DATA SUPPLIED.
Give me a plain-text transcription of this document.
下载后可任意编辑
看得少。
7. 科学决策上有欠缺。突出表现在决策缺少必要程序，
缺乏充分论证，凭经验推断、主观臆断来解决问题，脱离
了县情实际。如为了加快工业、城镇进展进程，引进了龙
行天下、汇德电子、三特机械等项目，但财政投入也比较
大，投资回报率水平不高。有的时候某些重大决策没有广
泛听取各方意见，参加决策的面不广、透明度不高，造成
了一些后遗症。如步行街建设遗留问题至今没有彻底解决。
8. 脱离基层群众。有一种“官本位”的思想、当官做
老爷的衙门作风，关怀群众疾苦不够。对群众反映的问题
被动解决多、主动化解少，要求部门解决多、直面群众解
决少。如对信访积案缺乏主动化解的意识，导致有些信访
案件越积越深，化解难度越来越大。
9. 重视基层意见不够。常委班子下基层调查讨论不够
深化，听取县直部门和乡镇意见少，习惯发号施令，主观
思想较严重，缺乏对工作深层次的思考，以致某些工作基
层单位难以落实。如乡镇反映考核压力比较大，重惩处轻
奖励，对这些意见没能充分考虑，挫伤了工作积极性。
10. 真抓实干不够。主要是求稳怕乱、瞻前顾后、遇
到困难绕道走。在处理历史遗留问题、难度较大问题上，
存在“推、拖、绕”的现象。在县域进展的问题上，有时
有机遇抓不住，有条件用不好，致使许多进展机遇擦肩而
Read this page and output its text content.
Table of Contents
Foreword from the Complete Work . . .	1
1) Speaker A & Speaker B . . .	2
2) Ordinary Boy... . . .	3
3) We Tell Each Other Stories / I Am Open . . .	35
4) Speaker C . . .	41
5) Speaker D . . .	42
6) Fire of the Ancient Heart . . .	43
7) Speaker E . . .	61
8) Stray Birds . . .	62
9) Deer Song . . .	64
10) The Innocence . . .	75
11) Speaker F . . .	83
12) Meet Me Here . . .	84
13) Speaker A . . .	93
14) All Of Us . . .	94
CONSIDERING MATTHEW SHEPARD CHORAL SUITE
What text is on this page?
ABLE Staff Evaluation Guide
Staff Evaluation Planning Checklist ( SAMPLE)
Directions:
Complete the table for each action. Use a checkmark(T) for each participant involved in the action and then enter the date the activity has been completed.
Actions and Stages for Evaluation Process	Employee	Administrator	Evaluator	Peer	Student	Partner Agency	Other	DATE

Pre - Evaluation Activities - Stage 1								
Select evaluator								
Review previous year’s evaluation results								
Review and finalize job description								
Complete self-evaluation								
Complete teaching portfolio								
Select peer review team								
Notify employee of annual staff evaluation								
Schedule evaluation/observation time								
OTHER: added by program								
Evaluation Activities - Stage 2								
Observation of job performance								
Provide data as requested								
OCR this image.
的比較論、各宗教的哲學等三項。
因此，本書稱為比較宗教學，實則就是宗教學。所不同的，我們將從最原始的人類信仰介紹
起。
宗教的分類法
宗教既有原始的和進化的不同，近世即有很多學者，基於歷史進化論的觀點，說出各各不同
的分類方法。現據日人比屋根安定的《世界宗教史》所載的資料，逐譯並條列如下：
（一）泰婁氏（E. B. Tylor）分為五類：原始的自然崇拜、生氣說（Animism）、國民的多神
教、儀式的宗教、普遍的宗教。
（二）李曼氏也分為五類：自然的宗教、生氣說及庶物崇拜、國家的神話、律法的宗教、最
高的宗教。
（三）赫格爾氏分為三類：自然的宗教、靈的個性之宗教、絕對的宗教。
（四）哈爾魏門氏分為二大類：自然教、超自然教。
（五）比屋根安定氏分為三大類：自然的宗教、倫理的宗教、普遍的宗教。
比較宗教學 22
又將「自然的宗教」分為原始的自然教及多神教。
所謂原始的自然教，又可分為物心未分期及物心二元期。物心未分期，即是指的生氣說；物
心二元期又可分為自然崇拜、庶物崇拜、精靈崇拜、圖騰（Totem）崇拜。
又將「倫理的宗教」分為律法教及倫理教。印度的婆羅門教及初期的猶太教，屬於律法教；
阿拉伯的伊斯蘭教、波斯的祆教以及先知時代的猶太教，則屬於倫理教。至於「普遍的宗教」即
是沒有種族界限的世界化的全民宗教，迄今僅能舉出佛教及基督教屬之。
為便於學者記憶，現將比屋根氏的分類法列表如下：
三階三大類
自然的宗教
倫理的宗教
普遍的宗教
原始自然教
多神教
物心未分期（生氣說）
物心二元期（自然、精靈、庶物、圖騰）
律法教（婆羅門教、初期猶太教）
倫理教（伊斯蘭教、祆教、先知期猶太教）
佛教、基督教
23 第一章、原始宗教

WHAT YOU SHOULD DO.
Make an exact copy of the listing, including every line.

FINISHED EXERCISE.
Give me a plain-text transcription of this document.
下载后可任意编辑
看得少。
7. 科学决策上有欠缺。突出表现在决策缺少必要程序，
缺乏充分论证，凭经验推断、主观臆断来解决问题，脱离
了县情实际。如为了加快工业、城镇进展进程，引进了龙
行天下、汇德电子、三特机械等项目，但财政投入也比较
大，投资回报率水平不高。有的时候某些重大决策没有广
泛听取各方意见，参加决策的面不广、透明度不高，造成
了一些后遗症。如步行街建设遗留问题至今没有彻底解决。
8. 脱离基层群众。有一种“官本位”的思想、当官做
老爷的衙门作风，关怀群众疾苦不够。对群众反映的问题
被动解决多、主动化解少，要求部门解决多、直面群众解
决少。如对信访积案缺乏主动化解的意识，导致有些信访
案件越积越深，化解难度越来越大。
9. 重视基层意见不够。常委班子下基层调查讨论不够
深化，听取县直部门和乡镇意见少，习惯发号施令，主观
思想较严重，缺乏对工作深层次的思考，以致某些工作基
层单位难以落实。如乡镇反映考核压力比较大，重惩处轻
奖励，对这些意见没能充分考虑，挫伤了工作积极性。
10. 真抓实干不够。主要是求稳怕乱、瞻前顾后、遇
到困难绕道走。在处理历史遗留问题、难度较大问题上，
存在“推、拖、绕”的现象。在县域进展的问题上，有时
有机遇抓不住，有条件用不好，致使许多进展机遇擦肩而
Read this page and output its text content.
Table of Contents
Foreword from the Complete Work . . .	1
1) Speaker A & Speaker B . . .	2
2) Ordinary Boy... . . .	3
3) We Tell Each Other Stories / I Am Open . . .	35
4) Speaker C . . .	41
5) Speaker D . . .	42
6) Fire of the Ancient Heart . . .	43
7) Speaker E . . .	61
8) Stray Birds . . .	62
9) Deer Song . . .	64
10) The Innocence . . .	75
11) Speaker F . . .	83
12) Meet Me Here . . .	84
13) Speaker A . . .	93
14) All Of Us . . .	94
CONSIDERING MATTHEW SHEPARD CHORAL SUITE
What text is on this page?
ABLE Staff Evaluation Guide
Staff Evaluation Planning Checklist ( SAMPLE)
Directions:
Complete the table for each action. Use a checkmark(T) for each participant involved in the action and then enter the date the activity has been completed.
Actions and Stages for Evaluation Process	Employee	Administrator	Evaluator	Peer	Student	Partner Agency	Other	DATE

Pre - Evaluation Activities - Stage 1								
Select evaluator								
Review previous year’s evaluation results								
Review and finalize job description								
Complete self-evaluation								
Complete teaching portfolio								
Select peer review team								
Notify employee of annual staff evaluation								
Schedule evaluation/observation time								
OTHER: added by program								
Evaluation Activities - Stage 2								
Observation of job performance								
Provide data as requested								
OCR this image.
的比較論、各宗教的哲學等三項。
因此，本書稱為比較宗教學，實則就是宗教學。所不同的，我們將從最原始的人類信仰介紹
起。
宗教的分類法
宗教既有原始的和進化的不同，近世即有很多學者，基於歷史進化論的觀點，說出各各不同
的分類方法。現據日人比屋根安定的《世界宗教史》所載的資料，逐譯並條列如下：
（一）泰婁氏（E. B. Tylor）分為五類：原始的自然崇拜、生氣說（Animism）、國民的多神
教、儀式的宗教、普遍的宗教。
（二）李曼氏也分為五類：自然的宗教、生氣說及庶物崇拜、國家的神話、律法的宗教、最
高的宗教。
（三）赫格爾氏分為三類：自然的宗教、靈的個性之宗教、絕對的宗教。
（四）哈爾魏門氏分為二大類：自然教、超自然教。
（五）比屋根安定氏分為三大類：自然的宗教、倫理的宗教、普遍的宗教。
比較宗教學 22
又將「自然的宗教」分為原始的自然教及多神教。
所謂原始的自然教，又可分為物心未分期及物心二元期。物心未分期，即是指的生氣說；物
心二元期又可分為自然崇拜、庶物崇拜、精靈崇拜、圖騰（Totem）崇拜。
又將「倫理的宗教」分為律法教及倫理教。印度的婆羅門教及初期的猶太教，屬於律法教；
阿拉伯的伊斯蘭教、波斯的祆教以及先知時代的猶太教，則屬於倫理教。至於「普遍的宗教」即
是沒有種族界限的世界化的全民宗教，迄今僅能舉出佛教及基督教屬之。
為便於學者記憶，現將比屋根氏的分類法列表如下：
三階三大類
自然的宗教
倫理的宗教
普遍的宗教
原始自然教
多神教
物心未分期（生氣說）
物心二元期（自然、精靈、庶物、圖騰）
律法教（婆羅門教、初期猶太教）
倫理教（伊斯蘭教、祆教、先知期猶太教）
佛教、基督教
23 第一章、原始宗教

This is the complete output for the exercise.